* [Problem description]:
Show each line of the entries below in which the word "JSON" appears.

Stored data:
[Start of Attachment]

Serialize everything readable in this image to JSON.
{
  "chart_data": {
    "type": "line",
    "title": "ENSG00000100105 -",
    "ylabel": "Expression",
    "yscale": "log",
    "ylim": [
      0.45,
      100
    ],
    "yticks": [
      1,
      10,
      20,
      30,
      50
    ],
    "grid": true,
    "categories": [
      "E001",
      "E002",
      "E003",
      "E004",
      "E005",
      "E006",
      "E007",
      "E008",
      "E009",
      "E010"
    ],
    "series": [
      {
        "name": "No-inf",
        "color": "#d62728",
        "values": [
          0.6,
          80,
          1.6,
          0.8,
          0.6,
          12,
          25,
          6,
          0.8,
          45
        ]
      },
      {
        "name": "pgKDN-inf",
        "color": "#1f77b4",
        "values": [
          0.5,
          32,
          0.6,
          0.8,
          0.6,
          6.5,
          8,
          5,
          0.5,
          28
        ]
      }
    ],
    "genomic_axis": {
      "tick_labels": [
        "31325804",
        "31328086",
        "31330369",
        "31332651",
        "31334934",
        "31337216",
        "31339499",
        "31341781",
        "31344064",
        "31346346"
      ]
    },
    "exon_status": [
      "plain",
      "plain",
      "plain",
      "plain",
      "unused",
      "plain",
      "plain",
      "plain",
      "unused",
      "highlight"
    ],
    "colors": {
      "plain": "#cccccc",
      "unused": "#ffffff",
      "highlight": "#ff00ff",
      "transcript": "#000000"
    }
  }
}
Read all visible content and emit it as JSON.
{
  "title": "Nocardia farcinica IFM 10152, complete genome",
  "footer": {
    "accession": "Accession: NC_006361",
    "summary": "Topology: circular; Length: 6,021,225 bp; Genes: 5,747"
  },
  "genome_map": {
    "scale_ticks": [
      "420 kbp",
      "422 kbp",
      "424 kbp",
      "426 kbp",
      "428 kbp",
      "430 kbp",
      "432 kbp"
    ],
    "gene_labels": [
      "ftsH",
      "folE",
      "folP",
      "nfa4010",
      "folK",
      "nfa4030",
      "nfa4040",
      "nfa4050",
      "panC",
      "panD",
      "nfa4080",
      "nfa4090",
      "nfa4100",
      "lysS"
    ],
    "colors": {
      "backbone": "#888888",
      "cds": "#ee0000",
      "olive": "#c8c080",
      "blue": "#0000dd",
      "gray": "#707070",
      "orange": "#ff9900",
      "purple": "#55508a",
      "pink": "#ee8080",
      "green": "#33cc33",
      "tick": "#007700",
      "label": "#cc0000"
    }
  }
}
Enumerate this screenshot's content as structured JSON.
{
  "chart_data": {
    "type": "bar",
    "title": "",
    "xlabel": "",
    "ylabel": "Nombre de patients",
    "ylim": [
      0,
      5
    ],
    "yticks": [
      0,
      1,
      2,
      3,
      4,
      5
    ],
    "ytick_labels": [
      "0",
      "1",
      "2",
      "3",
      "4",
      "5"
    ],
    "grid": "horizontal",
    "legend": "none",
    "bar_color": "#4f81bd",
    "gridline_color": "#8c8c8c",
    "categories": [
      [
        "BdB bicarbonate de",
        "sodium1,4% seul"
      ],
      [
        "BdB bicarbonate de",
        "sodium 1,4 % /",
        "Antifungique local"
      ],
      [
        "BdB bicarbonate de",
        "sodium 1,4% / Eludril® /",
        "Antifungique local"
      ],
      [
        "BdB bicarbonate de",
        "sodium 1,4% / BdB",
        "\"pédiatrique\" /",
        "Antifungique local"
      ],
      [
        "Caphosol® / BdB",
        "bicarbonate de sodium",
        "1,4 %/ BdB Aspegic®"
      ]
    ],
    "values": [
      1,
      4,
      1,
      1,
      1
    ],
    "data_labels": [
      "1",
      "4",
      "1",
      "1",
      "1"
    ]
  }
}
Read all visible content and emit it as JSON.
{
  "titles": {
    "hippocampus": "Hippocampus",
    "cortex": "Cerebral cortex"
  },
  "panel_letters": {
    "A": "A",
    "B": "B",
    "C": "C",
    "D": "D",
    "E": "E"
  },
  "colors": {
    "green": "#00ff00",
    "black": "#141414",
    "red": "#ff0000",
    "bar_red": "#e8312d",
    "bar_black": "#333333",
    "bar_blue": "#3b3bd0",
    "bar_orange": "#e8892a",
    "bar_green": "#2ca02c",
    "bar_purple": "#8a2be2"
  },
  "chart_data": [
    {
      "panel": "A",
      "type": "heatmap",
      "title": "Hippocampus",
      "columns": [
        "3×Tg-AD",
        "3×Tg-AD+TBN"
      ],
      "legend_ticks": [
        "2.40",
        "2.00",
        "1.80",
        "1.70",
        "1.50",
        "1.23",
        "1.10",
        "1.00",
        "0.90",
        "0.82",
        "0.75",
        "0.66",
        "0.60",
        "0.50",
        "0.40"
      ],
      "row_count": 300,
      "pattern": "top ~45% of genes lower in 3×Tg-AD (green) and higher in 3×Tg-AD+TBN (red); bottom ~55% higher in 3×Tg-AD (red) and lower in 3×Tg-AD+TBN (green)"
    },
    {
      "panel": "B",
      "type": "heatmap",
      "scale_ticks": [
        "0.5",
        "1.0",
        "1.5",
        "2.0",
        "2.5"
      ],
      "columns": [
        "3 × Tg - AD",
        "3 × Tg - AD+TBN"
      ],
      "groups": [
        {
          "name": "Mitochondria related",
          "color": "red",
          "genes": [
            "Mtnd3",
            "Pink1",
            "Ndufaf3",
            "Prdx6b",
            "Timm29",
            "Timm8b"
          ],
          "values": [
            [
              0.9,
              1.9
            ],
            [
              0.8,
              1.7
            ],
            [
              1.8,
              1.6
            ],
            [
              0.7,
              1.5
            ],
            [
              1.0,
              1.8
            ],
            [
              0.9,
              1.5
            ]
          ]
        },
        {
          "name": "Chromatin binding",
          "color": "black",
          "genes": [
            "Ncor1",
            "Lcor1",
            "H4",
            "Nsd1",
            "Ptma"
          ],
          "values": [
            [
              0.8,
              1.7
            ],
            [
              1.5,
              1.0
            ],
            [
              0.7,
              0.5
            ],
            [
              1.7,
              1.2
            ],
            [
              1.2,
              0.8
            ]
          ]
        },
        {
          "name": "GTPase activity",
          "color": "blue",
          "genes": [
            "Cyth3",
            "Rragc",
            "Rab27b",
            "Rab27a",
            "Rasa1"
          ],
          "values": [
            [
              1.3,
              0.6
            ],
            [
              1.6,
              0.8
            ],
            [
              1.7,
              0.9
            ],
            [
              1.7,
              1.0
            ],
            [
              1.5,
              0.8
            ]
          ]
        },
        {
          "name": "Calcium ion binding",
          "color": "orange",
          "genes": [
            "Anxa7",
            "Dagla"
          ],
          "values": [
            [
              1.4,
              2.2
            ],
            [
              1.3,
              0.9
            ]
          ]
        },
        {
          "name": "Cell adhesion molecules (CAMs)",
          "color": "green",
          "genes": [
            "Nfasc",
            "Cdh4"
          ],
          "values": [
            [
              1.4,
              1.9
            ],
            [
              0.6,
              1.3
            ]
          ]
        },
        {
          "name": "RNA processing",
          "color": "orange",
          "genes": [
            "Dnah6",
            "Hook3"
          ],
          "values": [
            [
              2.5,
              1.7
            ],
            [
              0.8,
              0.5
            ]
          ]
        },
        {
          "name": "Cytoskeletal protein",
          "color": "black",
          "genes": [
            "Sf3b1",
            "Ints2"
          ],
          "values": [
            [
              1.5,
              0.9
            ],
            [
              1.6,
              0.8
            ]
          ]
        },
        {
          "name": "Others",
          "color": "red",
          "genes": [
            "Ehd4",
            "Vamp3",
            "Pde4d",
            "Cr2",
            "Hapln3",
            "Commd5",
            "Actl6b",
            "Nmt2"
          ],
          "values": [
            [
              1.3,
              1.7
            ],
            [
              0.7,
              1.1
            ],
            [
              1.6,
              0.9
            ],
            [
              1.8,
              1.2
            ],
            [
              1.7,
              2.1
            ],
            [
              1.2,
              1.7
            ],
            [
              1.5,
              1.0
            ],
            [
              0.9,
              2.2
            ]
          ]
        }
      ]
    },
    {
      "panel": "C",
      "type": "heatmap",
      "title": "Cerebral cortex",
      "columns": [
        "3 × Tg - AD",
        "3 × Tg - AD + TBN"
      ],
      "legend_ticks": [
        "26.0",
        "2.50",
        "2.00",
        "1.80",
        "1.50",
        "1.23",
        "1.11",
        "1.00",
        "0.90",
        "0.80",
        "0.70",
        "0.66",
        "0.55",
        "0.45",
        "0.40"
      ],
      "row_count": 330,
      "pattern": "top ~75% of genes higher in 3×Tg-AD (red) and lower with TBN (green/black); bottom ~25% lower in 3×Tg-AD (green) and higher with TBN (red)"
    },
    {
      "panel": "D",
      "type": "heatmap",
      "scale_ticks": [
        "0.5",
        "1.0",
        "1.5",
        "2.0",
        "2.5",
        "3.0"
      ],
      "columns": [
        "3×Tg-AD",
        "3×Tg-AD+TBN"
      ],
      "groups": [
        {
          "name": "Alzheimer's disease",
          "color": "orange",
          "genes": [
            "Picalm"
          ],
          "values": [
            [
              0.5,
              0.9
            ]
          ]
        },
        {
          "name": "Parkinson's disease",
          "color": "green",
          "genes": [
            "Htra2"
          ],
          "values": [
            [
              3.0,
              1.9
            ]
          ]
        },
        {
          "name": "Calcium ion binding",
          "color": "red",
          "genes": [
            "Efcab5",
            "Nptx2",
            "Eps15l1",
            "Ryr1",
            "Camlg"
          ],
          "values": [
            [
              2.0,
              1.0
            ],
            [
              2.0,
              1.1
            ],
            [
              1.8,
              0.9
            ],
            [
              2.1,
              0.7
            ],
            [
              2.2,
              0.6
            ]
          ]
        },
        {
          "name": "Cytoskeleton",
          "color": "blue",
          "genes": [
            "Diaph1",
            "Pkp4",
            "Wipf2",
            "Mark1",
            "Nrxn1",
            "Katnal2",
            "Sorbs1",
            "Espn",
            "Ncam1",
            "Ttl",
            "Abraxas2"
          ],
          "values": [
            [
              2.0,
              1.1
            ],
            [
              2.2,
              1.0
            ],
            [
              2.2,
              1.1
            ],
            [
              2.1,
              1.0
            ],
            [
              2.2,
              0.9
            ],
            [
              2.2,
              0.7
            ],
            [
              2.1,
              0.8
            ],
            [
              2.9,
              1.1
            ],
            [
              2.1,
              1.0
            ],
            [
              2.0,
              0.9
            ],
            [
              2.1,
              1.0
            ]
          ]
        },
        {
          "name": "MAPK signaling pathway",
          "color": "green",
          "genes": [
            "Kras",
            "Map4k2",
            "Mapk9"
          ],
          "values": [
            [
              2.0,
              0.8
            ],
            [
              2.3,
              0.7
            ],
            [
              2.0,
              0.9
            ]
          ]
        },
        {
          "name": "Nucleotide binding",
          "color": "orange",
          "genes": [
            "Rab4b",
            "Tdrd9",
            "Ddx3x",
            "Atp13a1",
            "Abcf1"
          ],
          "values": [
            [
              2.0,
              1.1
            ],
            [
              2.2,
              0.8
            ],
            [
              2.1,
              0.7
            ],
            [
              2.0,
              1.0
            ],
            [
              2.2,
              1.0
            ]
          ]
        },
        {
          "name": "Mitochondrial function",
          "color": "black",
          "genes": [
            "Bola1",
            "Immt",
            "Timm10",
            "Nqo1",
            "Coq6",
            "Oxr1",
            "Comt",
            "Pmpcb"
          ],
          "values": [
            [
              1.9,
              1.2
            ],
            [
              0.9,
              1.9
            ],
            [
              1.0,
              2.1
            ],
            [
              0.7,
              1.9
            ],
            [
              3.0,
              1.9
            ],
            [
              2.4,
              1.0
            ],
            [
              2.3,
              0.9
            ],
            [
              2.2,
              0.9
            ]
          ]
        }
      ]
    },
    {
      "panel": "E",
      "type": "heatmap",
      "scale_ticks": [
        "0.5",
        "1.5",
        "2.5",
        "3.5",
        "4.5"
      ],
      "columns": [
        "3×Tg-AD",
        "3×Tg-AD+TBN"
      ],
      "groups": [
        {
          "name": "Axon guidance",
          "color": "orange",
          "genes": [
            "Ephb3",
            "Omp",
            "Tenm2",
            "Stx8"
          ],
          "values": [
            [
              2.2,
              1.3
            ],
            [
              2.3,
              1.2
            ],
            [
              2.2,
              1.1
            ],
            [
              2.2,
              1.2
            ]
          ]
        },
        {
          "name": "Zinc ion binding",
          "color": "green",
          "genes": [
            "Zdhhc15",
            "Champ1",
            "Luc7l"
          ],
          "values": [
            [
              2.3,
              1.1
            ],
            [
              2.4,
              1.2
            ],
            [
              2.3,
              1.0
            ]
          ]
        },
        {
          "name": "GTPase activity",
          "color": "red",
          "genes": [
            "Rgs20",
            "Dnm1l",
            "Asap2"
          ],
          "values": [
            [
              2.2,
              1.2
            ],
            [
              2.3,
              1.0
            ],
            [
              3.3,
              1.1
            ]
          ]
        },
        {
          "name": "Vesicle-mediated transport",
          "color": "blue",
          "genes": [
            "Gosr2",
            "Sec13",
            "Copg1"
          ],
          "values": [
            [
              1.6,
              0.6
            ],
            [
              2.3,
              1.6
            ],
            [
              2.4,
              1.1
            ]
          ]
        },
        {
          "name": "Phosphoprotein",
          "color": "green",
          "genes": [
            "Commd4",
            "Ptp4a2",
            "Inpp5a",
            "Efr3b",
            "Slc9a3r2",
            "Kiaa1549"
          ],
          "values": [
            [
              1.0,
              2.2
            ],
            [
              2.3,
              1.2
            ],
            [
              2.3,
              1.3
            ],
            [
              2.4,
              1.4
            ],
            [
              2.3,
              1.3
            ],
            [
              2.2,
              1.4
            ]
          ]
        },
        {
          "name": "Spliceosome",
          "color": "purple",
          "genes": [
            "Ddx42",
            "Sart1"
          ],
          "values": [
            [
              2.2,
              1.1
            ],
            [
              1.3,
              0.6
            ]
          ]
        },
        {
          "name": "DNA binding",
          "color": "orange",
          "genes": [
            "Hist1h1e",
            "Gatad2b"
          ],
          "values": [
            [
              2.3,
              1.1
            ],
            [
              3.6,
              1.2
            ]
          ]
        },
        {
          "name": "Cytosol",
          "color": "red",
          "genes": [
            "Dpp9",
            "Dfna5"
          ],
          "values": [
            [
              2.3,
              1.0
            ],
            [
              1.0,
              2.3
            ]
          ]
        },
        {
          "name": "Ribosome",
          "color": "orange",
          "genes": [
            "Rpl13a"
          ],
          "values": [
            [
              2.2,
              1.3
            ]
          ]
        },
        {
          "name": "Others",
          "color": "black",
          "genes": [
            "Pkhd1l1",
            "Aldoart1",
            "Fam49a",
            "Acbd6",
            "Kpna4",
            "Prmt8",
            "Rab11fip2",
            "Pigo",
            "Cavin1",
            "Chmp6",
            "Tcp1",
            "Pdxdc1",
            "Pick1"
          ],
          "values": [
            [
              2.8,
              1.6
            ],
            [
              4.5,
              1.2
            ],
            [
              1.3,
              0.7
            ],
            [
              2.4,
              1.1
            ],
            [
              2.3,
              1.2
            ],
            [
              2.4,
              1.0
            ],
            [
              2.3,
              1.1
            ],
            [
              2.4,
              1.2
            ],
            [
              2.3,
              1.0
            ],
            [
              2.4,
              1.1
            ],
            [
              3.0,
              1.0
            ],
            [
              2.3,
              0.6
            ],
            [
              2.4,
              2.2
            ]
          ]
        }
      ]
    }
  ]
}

[End of Attachment]

* [Result for this exercise]:
Serialize everything readable in this image to JSON.
Read all visible content and emit it as JSON.
Enumerate this screenshot's content as structured JSON.
Read all visible content and emit it as JSON.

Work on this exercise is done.